- [Aim]: Pictures in the records should not be copied, but every other part must be repeated exactly.

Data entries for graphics
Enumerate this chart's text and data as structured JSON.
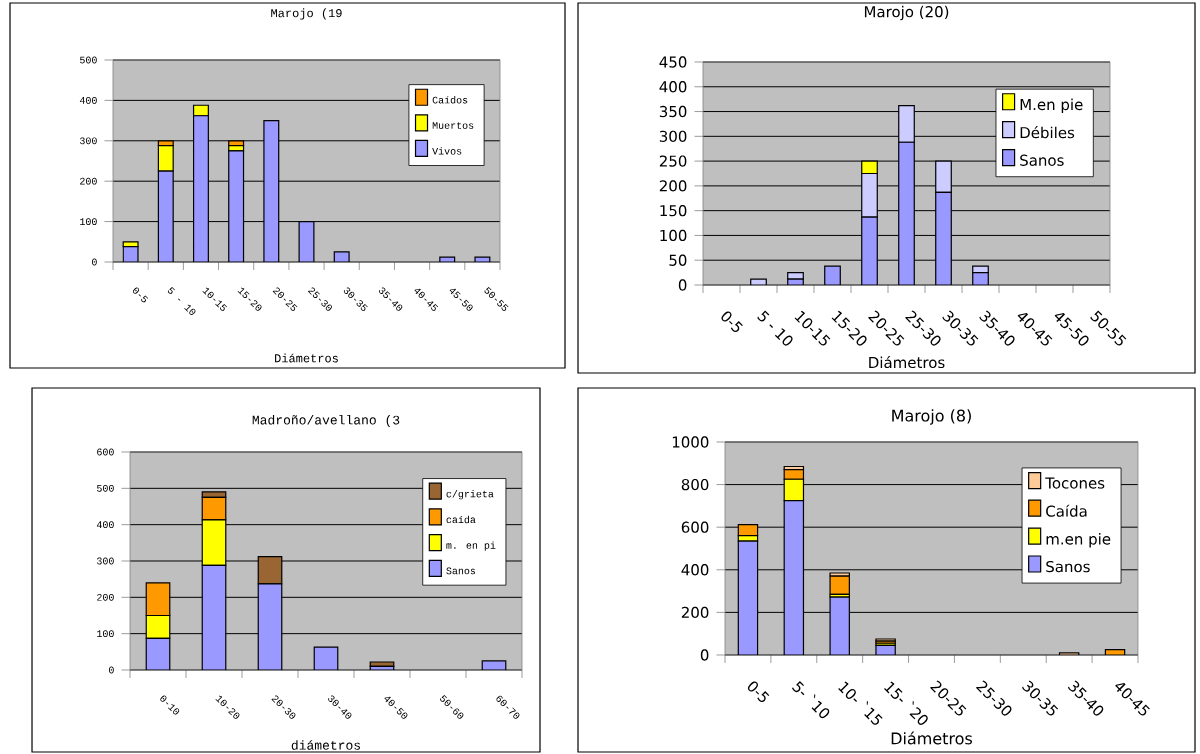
{
  "chart_data": [
    {
      "type": "bar",
      "stacked": true,
      "title": "Marojo (19",
      "xlabel": "Diámetros",
      "categories": [
        "0-5",
        "5 - 10",
        "10-15",
        "15-20",
        "20-25",
        "25-30",
        "30-35",
        "35-40",
        "40-45",
        "45-50",
        "50-55"
      ],
      "ylim": [
        0,
        500
      ],
      "yticks": [
        0,
        100,
        200,
        300,
        400,
        500
      ],
      "grid": "y",
      "legend": "top right",
      "series": [
        {
          "name": "Vivos",
          "color": "#9999ff",
          "values": [
            38,
            225,
            362,
            275,
            350,
            100,
            25,
            0,
            0,
            12,
            12
          ]
        },
        {
          "name": "Muertos",
          "color": "#ffff00",
          "values": [
            12,
            63,
            26,
            13,
            0,
            0,
            0,
            0,
            0,
            0,
            0
          ]
        },
        {
          "name": "Caídos",
          "color": "#ff9900",
          "values": [
            0,
            12,
            0,
            12,
            0,
            0,
            0,
            0,
            0,
            0,
            0
          ]
        }
      ]
    },
    {
      "type": "bar",
      "stacked": true,
      "title": "Marojo (20)",
      "xlabel": "Diámetros",
      "categories": [
        "0-5",
        "5 - 10",
        "10-15",
        "15-20",
        "20-25",
        "25-30",
        "30-35",
        "35-40",
        "40-45",
        "45-50",
        "50-55"
      ],
      "ylim": [
        0,
        450
      ],
      "yticks": [
        0,
        50,
        100,
        150,
        200,
        250,
        300,
        350,
        400,
        450
      ],
      "grid": "y",
      "legend": "top right",
      "series": [
        {
          "name": "Sanos",
          "color": "#9999ff",
          "values": [
            0,
            0,
            12,
            38,
            137,
            288,
            187,
            25,
            0,
            0,
            0
          ]
        },
        {
          "name": "Débiles",
          "color": "#ccccff",
          "values": [
            0,
            12,
            13,
            0,
            88,
            74,
            63,
            13,
            0,
            0,
            0
          ]
        },
        {
          "name": "M.en pie",
          "color": "#ffff00",
          "values": [
            0,
            0,
            0,
            0,
            25,
            0,
            0,
            0,
            0,
            0,
            0
          ]
        }
      ]
    },
    {
      "type": "bar",
      "stacked": true,
      "title": "Madroño/avellano (3",
      "xlabel": "diámetros",
      "categories": [
        "0-10",
        "10-20",
        "20-30",
        "30-40",
        "40-50",
        "50-60",
        "60-70"
      ],
      "ylim": [
        0,
        600
      ],
      "yticks": [
        0,
        100,
        200,
        300,
        400,
        500,
        600
      ],
      "grid": "y",
      "legend": "top right",
      "series": [
        {
          "name": "Sanos",
          "color": "#9999ff",
          "values": [
            87,
            288,
            237,
            63,
            10,
            0,
            25
          ]
        },
        {
          "name": "m. en pi",
          "color": "#ffff00",
          "values": [
            63,
            125,
            0,
            0,
            0,
            0,
            0
          ]
        },
        {
          "name": "caída",
          "color": "#ff9900",
          "values": [
            90,
            62,
            0,
            0,
            0,
            0,
            0
          ]
        },
        {
          "name": "c/grieta",
          "color": "#996633",
          "values": [
            0,
            15,
            75,
            0,
            12,
            0,
            0
          ]
        }
      ]
    },
    {
      "type": "bar",
      "stacked": true,
      "title": "Marojo (8)",
      "xlabel": "Diámetros",
      "categories": [
        "0-5",
        "5- `10",
        "10- `15",
        "15- `20",
        "20-25",
        "25-30",
        "30-35",
        "35-40",
        "40-45"
      ],
      "ylim": [
        0,
        1000
      ],
      "yticks": [
        0,
        200,
        400,
        600,
        800,
        1000
      ],
      "grid": "y",
      "legend": "top right",
      "series": [
        {
          "name": "Sanos",
          "color": "#9999ff",
          "values": [
            535,
            725,
            272,
            45,
            0,
            0,
            0,
            0,
            0
          ]
        },
        {
          "name": "m.en pie",
          "color": "#ffff00",
          "values": [
            25,
            100,
            13,
            10,
            0,
            0,
            0,
            0,
            0
          ]
        },
        {
          "name": "Caída",
          "color": "#ff9900",
          "values": [
            52,
            45,
            85,
            10,
            0,
            0,
            0,
            0,
            25
          ]
        },
        {
          "name": "Tocones",
          "color": "#ffcc99",
          "values": [
            0,
            15,
            15,
            10,
            0,
            0,
            0,
            10,
            0
          ]
        }
      ]
    }
  ]
}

- [Result]:
Enumerate this chart's text and data as structured JSON.
{
  "chart_data": [
    {
      "type": "bar",
      "stacked": true,
      "title": "Marojo (19",
      "xlabel": "Diámetros",
      "categories": [
        "0-5",
        "5 - 10",
        "10-15",
        "15-20",
        "20-25",
        "25-30",
        "30-35",
        "35-40",
        "40-45",
        "45-50",
        "50-55"
      ],
      "ylim": [
        0,
        500
      ],
      "yticks": [
        0,
        100,
        200,
        300,
        400,
        500
      ],
      "grid": "y",
      "legend": "top right",
      "series": [
        {
          "name": "Vivos",
          "color": "#9999ff",
          "values": [
            38,
            225,
            362,
            275,
            350,
            100,
            25,
            0,
            0,
            12,
            12
          ]
        },
        {
          "name": "Muertos",
          "color": "#ffff00",
          "values": [
            12,
            63,
            26,
            13,
            0,
            0,
            0,
            0,
            0,
            0,
            0
          ]
        },
        {
          "name": "Caídos",
          "color": "#ff9900",
          "values": [
            0,
            12,
            0,
            12,
            0,
            0,
            0,
            0,
            0,
            0,
            0
          ]
        }
      ]
    },
    {
      "type": "bar",
      "stacked": true,
      "title": "Marojo (20)",
      "xlabel": "Diámetros",
      "categories": [
        "0-5",
        "5 - 10",
        "10-15",
        "15-20",
        "20-25",
        "25-30",
        "30-35",
        "35-40",
        "40-45",
        "45-50",
        "50-55"
      ],
      "ylim": [
        0,
        450
      ],
      "yticks": [
        0,
        50,
        100,
        150,
        200,
        250,
        300,
        350,
        400,
        450
      ],
      "grid": "y",
      "legend": "top right",
      "series": [
        {
          "name": "Sanos",
          "color": "#9999ff",
          "values": [
            0,
            0,
            12,
            38,
            137,
            288,
            187,
            25,
            0,
            0,
            0
          ]
        },
        {
          "name": "Débiles",
          "color": "#ccccff",
          "values": [
            0,
            12,
            13,
            0,
            88,
            74,
            63,
            13,
            0,
            0,
            0
          ]
        },
        {
          "name": "M.en pie",
          "color": "#ffff00",
          "values": [
            0,
            0,
            0,
            0,
            25,
            0,
            0,
            0,
            0,
            0,
            0
          ]
        }
      ]
    },
    {
      "type": "bar",
      "stacked": true,
      "title": "Madroño/avellano (3",
      "xlabel": "diámetros",
      "categories": [
        "0-10",
        "10-20",
        "20-30",
        "30-40",
        "40-50",
        "50-60",
        "60-70"
      ],
      "ylim": [
        0,
        600
      ],
      "yticks": [
        0,
        100,
        200,
        300,
        400,
        500,
        600
      ],
      "grid": "y",
      "legend": "top right",
      "series": [
        {
          "name": "Sanos",
          "color": "#9999ff",
          "values": [
            87,
            288,
            237,
            63,
            10,
            0,
            25
          ]
        },
        {
          "name": "m. en pi",
          "color": "#ffff00",
          "values": [
            63,
            125,
            0,
            0,
            0,
            0,
            0
          ]
        },
        {
          "name": "caída",
          "color": "#ff9900",
          "values": [
            90,
            62,
            0,
            0,
            0,
            0,
            0
          ]
        },
        {
          "name": "c/grieta",
          "color": "#996633",
          "values": [
            0,
            15,
            75,
            0,
            12,
            0,
            0
          ]
        }
      ]
    },
    {
      "type": "bar",
      "stacked": true,
      "title": "Marojo (8)",
      "xlabel": "Diámetros",
      "categories": [
        "0-5",
        "5- `10",
        "10- `15",
        "15- `20",
        "20-25",
        "25-30",
        "30-35",
        "35-40",
        "40-45"
      ],
      "ylim": [
        0,
        1000
      ],
      "yticks": [
        0,
        200,
        400,
        600,
        800,
        1000
      ],
      "grid": "y",
      "legend": "top right",
      "series": [
        {
          "name": "Sanos",
          "color": "#9999ff",
          "values": [
            535,
            725,
            272,
            45,
            0,
            0,
            0,
            0,
            0
          ]
        },
        {
          "name": "m.en pie",
          "color": "#ffff00",
          "values": [
            25,
            100,
            13,
            10,
            0,
            0,
            0,
            0,
            0
          ]
        },
        {
          "name": "Caída",
          "color": "#ff9900",
          "values": [
            52,
            45,
            85,
            10,
            0,
            0,
            0,
            0,
            25
          ]
        },
        {
          "name": "Tocones",
          "color": "#ffcc99",
          "values": [
            0,
            15,
            15,
            10,
            0,
            0,
            0,
            10,
            0
          ]
        }
      ]
    }
  ]
}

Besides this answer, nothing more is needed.